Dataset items
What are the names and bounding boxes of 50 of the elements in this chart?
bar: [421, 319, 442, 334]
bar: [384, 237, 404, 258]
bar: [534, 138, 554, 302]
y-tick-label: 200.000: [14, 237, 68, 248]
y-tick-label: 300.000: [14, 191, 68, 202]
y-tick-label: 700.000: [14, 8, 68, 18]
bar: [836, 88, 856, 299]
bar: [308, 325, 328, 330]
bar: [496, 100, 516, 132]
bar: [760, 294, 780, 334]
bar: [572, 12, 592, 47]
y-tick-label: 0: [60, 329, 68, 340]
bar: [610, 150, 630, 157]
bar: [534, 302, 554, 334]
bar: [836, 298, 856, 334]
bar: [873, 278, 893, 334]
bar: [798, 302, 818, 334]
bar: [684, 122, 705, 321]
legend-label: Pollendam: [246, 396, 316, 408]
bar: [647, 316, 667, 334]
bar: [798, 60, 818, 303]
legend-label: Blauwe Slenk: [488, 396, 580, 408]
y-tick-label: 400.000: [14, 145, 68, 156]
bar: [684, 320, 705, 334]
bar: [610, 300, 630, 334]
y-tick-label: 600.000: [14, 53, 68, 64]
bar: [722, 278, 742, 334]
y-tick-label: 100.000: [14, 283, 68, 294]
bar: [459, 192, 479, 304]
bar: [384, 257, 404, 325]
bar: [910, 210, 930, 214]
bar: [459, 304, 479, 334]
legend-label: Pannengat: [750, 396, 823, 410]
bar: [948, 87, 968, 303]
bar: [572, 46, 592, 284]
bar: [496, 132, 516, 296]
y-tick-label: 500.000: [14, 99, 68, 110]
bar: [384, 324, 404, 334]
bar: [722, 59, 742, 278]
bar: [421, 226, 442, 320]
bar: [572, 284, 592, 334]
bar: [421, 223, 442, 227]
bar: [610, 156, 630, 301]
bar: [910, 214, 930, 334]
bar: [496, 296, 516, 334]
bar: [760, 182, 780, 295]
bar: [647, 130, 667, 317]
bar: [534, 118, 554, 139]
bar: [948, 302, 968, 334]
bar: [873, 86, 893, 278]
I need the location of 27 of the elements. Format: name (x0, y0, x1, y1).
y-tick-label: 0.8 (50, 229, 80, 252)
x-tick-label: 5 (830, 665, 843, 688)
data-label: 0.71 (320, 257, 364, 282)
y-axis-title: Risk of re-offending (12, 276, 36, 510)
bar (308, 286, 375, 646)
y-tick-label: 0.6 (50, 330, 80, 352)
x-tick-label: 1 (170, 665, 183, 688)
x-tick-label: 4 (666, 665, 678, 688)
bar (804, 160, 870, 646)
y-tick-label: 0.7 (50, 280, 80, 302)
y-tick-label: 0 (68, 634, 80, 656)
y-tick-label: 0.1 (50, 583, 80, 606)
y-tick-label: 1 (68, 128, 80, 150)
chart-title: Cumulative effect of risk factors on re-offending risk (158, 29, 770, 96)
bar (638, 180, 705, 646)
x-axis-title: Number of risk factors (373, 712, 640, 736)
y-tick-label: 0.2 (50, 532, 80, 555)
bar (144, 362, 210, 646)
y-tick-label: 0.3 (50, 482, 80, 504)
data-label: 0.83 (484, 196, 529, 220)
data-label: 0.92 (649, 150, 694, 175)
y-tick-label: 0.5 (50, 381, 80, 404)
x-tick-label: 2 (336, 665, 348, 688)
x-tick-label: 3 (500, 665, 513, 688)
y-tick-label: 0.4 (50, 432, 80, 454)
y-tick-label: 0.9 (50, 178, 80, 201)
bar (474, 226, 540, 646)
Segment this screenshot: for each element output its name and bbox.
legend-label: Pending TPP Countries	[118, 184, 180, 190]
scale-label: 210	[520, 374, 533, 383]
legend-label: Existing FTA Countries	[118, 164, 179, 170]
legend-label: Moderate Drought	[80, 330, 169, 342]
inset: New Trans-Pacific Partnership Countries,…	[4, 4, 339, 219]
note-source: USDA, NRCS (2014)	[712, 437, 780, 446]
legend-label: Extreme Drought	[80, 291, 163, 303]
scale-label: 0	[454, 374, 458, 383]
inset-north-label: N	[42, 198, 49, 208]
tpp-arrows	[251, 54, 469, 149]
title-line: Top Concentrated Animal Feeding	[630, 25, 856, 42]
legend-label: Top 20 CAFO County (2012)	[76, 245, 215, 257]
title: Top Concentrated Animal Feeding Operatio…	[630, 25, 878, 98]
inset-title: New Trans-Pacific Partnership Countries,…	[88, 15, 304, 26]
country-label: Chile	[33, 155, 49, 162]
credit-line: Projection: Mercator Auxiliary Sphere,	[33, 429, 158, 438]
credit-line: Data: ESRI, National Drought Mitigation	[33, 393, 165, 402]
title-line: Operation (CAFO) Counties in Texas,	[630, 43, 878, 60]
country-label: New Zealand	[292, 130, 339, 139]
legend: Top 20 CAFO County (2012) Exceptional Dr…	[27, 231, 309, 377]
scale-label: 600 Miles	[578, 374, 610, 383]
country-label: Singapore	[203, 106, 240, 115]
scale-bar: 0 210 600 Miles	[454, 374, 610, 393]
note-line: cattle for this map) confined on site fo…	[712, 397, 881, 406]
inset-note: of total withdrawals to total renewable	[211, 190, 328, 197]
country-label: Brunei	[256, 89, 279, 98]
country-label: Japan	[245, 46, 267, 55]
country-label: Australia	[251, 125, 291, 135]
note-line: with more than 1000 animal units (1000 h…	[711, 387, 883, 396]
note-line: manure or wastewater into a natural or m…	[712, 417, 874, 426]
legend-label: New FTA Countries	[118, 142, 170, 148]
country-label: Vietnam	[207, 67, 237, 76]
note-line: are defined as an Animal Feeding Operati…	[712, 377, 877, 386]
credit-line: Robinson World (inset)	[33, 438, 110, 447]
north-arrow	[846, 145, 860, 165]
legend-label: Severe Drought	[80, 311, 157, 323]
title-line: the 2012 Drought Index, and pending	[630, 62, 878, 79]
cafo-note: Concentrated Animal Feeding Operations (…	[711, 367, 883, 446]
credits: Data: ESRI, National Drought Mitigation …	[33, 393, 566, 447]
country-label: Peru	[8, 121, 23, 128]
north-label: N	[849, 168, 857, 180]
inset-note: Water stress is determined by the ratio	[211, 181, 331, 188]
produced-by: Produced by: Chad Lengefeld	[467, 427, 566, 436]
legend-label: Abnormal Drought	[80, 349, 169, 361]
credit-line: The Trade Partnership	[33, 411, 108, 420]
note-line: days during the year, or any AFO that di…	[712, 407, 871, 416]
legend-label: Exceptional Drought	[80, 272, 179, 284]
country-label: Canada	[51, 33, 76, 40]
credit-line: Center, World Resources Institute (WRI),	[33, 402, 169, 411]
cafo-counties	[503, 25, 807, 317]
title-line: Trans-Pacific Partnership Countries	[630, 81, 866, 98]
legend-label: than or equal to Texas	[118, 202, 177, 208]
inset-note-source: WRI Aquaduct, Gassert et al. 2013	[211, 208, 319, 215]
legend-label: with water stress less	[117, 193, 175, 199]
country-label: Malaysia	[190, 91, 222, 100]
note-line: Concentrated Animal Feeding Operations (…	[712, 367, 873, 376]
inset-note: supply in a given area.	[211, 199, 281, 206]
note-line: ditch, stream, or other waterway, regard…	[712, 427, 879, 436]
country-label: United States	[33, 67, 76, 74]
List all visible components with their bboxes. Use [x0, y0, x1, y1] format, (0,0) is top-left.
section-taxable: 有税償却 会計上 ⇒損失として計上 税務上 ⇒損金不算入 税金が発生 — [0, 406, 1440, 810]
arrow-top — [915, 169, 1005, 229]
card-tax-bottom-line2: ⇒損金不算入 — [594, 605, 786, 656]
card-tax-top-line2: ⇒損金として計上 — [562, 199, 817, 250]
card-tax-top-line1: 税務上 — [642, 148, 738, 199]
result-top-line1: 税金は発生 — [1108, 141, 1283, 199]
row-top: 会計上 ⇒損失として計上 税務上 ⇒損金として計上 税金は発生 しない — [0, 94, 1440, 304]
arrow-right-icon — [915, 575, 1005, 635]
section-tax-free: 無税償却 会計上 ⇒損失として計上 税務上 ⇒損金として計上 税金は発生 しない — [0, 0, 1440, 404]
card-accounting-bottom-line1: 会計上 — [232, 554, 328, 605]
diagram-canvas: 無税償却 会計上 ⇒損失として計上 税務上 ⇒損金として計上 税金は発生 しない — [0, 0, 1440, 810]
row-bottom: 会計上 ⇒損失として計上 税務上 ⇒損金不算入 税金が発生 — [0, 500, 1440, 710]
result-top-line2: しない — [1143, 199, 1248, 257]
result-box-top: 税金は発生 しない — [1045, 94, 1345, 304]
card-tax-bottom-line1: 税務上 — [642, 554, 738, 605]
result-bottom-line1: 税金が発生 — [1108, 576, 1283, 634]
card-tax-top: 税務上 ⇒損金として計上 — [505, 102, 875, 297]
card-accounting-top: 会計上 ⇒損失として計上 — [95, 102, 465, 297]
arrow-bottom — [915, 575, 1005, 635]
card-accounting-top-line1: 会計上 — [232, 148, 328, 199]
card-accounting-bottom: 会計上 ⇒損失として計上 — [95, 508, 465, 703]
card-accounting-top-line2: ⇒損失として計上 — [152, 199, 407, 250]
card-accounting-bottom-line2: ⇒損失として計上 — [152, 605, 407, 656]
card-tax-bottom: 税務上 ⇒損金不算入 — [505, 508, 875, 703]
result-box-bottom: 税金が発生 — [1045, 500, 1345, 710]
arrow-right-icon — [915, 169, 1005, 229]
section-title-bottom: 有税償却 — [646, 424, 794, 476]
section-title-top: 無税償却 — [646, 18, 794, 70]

- Directions for this task: Transcribe the items word for word, from the very first line down to and including the line containing "y-tick-label: 500.000: [14, 99, 68, 110]".

- Written answer:
What are the names and bounding boxes of 50 of the elements in this chart?
bar: [421, 319, 442, 334]
bar: [384, 237, 404, 258]
bar: [534, 138, 554, 302]
y-tick-label: 200.000: [14, 237, 68, 248]
y-tick-label: 300.000: [14, 191, 68, 202]
y-tick-label: 700.000: [14, 8, 68, 18]
bar: [836, 88, 856, 299]
bar: [308, 325, 328, 330]
bar: [496, 100, 516, 132]
bar: [760, 294, 780, 334]
bar: [572, 12, 592, 47]
y-tick-label: 0: [60, 329, 68, 340]
bar: [610, 150, 630, 157]
bar: [534, 302, 554, 334]
bar: [836, 298, 856, 334]
bar: [873, 278, 893, 334]
bar: [798, 302, 818, 334]
bar: [684, 122, 705, 321]
legend-label: Pollendam: [246, 396, 316, 408]
bar: [647, 316, 667, 334]
bar: [798, 60, 818, 303]
legend-label: Blauwe Slenk: [488, 396, 580, 408]
y-tick-label: 400.000: [14, 145, 68, 156]
bar: [684, 320, 705, 334]
bar: [610, 300, 630, 334]
y-tick-label: 600.000: [14, 53, 68, 64]
bar: [722, 278, 742, 334]
y-tick-label: 100.000: [14, 283, 68, 294]
bar: [459, 192, 479, 304]
bar: [384, 257, 404, 325]
bar: [910, 210, 930, 214]
bar: [459, 304, 479, 334]
legend-label: Pannengat: [750, 396, 823, 410]
bar: [948, 87, 968, 303]
bar: [572, 46, 592, 284]
bar: [496, 132, 516, 296]
y-tick-label: 500.000: [14, 99, 68, 110]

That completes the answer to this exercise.